■ **TASK GOAL**:
Copy out the data below verbatim.

═════ DATASET RECORDS ═════

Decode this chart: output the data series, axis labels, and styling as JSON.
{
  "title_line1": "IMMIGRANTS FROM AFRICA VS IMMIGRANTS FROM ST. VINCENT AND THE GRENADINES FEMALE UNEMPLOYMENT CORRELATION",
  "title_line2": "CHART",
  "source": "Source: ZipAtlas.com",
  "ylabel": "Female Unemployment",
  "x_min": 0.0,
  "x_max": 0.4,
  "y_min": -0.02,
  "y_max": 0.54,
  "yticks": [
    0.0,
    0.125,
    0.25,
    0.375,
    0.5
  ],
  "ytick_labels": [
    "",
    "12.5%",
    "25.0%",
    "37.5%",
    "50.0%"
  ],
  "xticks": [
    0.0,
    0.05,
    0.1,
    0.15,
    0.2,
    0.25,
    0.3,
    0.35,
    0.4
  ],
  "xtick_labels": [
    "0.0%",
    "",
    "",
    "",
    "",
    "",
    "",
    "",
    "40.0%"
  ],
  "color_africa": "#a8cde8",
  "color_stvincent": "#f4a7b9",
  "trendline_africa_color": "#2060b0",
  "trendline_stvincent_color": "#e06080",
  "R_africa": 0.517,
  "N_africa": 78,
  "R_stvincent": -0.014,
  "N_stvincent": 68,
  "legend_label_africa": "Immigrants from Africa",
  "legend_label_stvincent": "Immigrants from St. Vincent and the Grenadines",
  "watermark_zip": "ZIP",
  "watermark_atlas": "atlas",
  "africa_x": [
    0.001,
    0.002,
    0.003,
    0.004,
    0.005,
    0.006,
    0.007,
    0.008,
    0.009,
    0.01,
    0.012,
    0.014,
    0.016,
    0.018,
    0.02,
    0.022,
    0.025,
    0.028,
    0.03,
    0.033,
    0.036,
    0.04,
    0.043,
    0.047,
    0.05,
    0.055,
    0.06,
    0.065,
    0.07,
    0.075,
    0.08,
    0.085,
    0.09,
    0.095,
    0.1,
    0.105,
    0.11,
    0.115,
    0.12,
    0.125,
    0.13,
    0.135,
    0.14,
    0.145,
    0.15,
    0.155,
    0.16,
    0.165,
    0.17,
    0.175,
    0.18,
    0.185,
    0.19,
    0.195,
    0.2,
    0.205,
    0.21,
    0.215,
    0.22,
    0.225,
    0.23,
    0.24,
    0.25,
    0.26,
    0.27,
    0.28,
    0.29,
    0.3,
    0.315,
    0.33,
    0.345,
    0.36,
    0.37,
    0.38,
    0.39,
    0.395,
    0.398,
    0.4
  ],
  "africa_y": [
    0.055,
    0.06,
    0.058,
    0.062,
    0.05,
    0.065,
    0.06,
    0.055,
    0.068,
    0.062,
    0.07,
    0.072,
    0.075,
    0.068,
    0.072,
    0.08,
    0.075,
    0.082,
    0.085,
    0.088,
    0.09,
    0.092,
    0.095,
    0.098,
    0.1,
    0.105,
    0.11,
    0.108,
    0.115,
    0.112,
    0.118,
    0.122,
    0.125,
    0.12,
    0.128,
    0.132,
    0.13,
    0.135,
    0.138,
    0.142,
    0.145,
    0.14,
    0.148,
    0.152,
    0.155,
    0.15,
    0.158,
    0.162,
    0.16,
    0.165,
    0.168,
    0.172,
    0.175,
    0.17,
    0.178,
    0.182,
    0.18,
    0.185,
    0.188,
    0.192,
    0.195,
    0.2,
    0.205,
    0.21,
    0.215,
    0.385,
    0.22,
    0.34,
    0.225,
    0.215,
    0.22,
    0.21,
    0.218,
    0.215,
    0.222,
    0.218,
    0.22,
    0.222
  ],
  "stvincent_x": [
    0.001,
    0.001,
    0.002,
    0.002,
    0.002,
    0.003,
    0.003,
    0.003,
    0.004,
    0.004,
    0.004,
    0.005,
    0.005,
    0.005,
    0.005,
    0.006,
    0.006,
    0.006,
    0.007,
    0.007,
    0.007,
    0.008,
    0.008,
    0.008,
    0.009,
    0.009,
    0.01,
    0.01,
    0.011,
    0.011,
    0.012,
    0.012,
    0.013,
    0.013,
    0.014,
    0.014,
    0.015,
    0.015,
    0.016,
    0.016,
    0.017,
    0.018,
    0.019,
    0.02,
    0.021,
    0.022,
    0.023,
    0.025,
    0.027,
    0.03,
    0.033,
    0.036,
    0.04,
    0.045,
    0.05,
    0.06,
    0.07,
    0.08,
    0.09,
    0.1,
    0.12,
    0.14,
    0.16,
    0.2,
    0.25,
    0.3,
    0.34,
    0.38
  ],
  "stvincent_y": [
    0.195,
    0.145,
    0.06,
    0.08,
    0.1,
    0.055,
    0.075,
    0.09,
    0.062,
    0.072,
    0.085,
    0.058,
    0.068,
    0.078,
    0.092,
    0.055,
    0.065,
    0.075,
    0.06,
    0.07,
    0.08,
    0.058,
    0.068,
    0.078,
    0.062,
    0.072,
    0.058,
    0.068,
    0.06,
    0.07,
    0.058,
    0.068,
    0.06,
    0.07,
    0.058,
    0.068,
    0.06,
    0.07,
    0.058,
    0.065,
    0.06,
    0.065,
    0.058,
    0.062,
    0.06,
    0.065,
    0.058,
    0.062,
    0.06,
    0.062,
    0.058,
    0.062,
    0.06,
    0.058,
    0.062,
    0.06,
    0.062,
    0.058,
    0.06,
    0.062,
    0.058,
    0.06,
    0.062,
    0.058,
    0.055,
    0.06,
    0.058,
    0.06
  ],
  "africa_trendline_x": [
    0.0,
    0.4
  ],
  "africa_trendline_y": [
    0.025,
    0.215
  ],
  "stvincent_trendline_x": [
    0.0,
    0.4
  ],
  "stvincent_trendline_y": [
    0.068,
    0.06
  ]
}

═════

■ **WRITTEN SOLUTION**:
Decode this chart: output the data series, axis labels, and styling as JSON.
{
  "title_line1": "IMMIGRANTS FROM AFRICA VS IMMIGRANTS FROM ST. VINCENT AND THE GRENADINES FEMALE UNEMPLOYMENT CORRELATION",
  "title_line2": "CHART",
  "source": "Source: ZipAtlas.com",
  "ylabel": "Female Unemployment",
  "x_min": 0.0,
  "x_max": 0.4,
  "y_min": -0.02,
  "y_max": 0.54,
  "yticks": [
    0.0,
    0.125,
    0.25,
    0.375,
    0.5
  ],
  "ytick_labels": [
    "",
    "12.5%",
    "25.0%",
    "37.5%",
    "50.0%"
  ],
  "xticks": [
    0.0,
    0.05,
    0.1,
    0.15,
    0.2,
    0.25,
    0.3,
    0.35,
    0.4
  ],
  "xtick_labels": [
    "0.0%",
    "",
    "",
    "",
    "",
    "",
    "",
    "",
    "40.0%"
  ],
  "color_africa": "#a8cde8",
  "color_stvincent": "#f4a7b9",
  "trendline_africa_color": "#2060b0",
  "trendline_stvincent_color": "#e06080",
  "R_africa": 0.517,
  "N_africa": 78,
  "R_stvincent": -0.014,
  "N_stvincent": 68,
  "legend_label_africa": "Immigrants from Africa",
  "legend_label_stvincent": "Immigrants from St. Vincent and the Grenadines",
  "watermark_zip": "ZIP",
  "watermark_atlas": "atlas",
  "africa_x": [
    0.001,
    0.002,
    0.003,
    0.004,
    0.005,
    0.006,
    0.007,
    0.008,
    0.009,
    0.01,
    0.012,
    0.014,
    0.016,
    0.018,
    0.02,
    0.022,
    0.025,
    0.028,
    0.03,
    0.033,
    0.036,
    0.04,
    0.043,
    0.047,
    0.05,
    0.055,
    0.06,
    0.065,
    0.07,
    0.075,
    0.08,
    0.085,
    0.09,
    0.095,
    0.1,
    0.105,
    0.11,
    0.115,
    0.12,
    0.125,
    0.13,
    0.135,
    0.14,
    0.145,
    0.15,
    0.155,
    0.16,
    0.165,
    0.17,
    0.175,
    0.18,
    0.185,
    0.19,
    0.195,
    0.2,
    0.205,
    0.21,
    0.215,
    0.22,
    0.225,
    0.23,
    0.24,
    0.25,
    0.26,
    0.27,
    0.28,
    0.29,
    0.3,
    0.315,
    0.33,
    0.345,
    0.36,
    0.37,
    0.38,
    0.39,
    0.395,
    0.398,
    0.4
  ],
  "africa_y": [
    0.055,
    0.06,
    0.058,
    0.062,
    0.05,
    0.065,
    0.06,
    0.055,
    0.068,
    0.062,
    0.07,
    0.072,
    0.075,
    0.068,
    0.072,
    0.08,
    0.075,
    0.082,
    0.085,
    0.088,
    0.09,
    0.092,
    0.095,
    0.098,
    0.1,
    0.105,
    0.11,
    0.108,
    0.115,
    0.112,
    0.118,
    0.122,
    0.125,
    0.12,
    0.128,
    0.132,
    0.13,
    0.135,
    0.138,
    0.142,
    0.145,
    0.14,
    0.148,
    0.152,
    0.155,
    0.15,
    0.158,
    0.162,
    0.16,
    0.165,
    0.168,
    0.172,
    0.175,
    0.17,
    0.178,
    0.182,
    0.18,
    0.185,
    0.188,
    0.192,
    0.195,
    0.2,
    0.205,
    0.21,
    0.215,
    0.385,
    0.22,
    0.34,
    0.225,
    0.215,
    0.22,
    0.21,
    0.218,
    0.215,
    0.222,
    0.218,
    0.22,
    0.222
  ],
  "stvincent_x": [
    0.001,
    0.001,
    0.002,
    0.002,
    0.002,
    0.003,
    0.003,
    0.003,
    0.004,
    0.004,
    0.004,
    0.005,
    0.005,
    0.005,
    0.005,
    0.006,
    0.006,
    0.006,
    0.007,
    0.007,
    0.007,
    0.008,
    0.008,
    0.008,
    0.009,
    0.009,
    0.01,
    0.01,
    0.011,
    0.011,
    0.012,
    0.012,
    0.013,
    0.013,
    0.014,
    0.014,
    0.015,
    0.015,
    0.016,
    0.016,
    0.017,
    0.018,
    0.019,
    0.02,
    0.021,
    0.022,
    0.023,
    0.025,
    0.027,
    0.03,
    0.033,
    0.036,
    0.04,
    0.045,
    0.05,
    0.06,
    0.07,
    0.08,
    0.09,
    0.1,
    0.12,
    0.14,
    0.16,
    0.2,
    0.25,
    0.3,
    0.34,
    0.38
  ],
  "stvincent_y": [
    0.195,
    0.145,
    0.06,
    0.08,
    0.1,
    0.055,
    0.075,
    0.09,
    0.062,
    0.072,
    0.085,
    0.058,
    0.068,
    0.078,
    0.092,
    0.055,
    0.065,
    0.075,
    0.06,
    0.07,
    0.08,
    0.058,
    0.068,
    0.078,
    0.062,
    0.072,
    0.058,
    0.068,
    0.06,
    0.07,
    0.058,
    0.068,
    0.06,
    0.07,
    0.058,
    0.068,
    0.06,
    0.07,
    0.058,
    0.065,
    0.06,
    0.065,
    0.058,
    0.062,
    0.06,
    0.065,
    0.058,
    0.062,
    0.06,
    0.062,
    0.058,
    0.062,
    0.06,
    0.058,
    0.062,
    0.06,
    0.062,
    0.058,
    0.06,
    0.062,
    0.058,
    0.06,
    0.062,
    0.058,
    0.055,
    0.06,
    0.058,
    0.06
  ],
  "africa_trendline_x": [
    0.0,
    0.4
  ],
  "africa_trendline_y": [
    0.025,
    0.215
  ],
  "stvincent_trendline_x": [
    0.0,
    0.4
  ],
  "stvincent_trendline_y": [
    0.068,
    0.06
  ]
}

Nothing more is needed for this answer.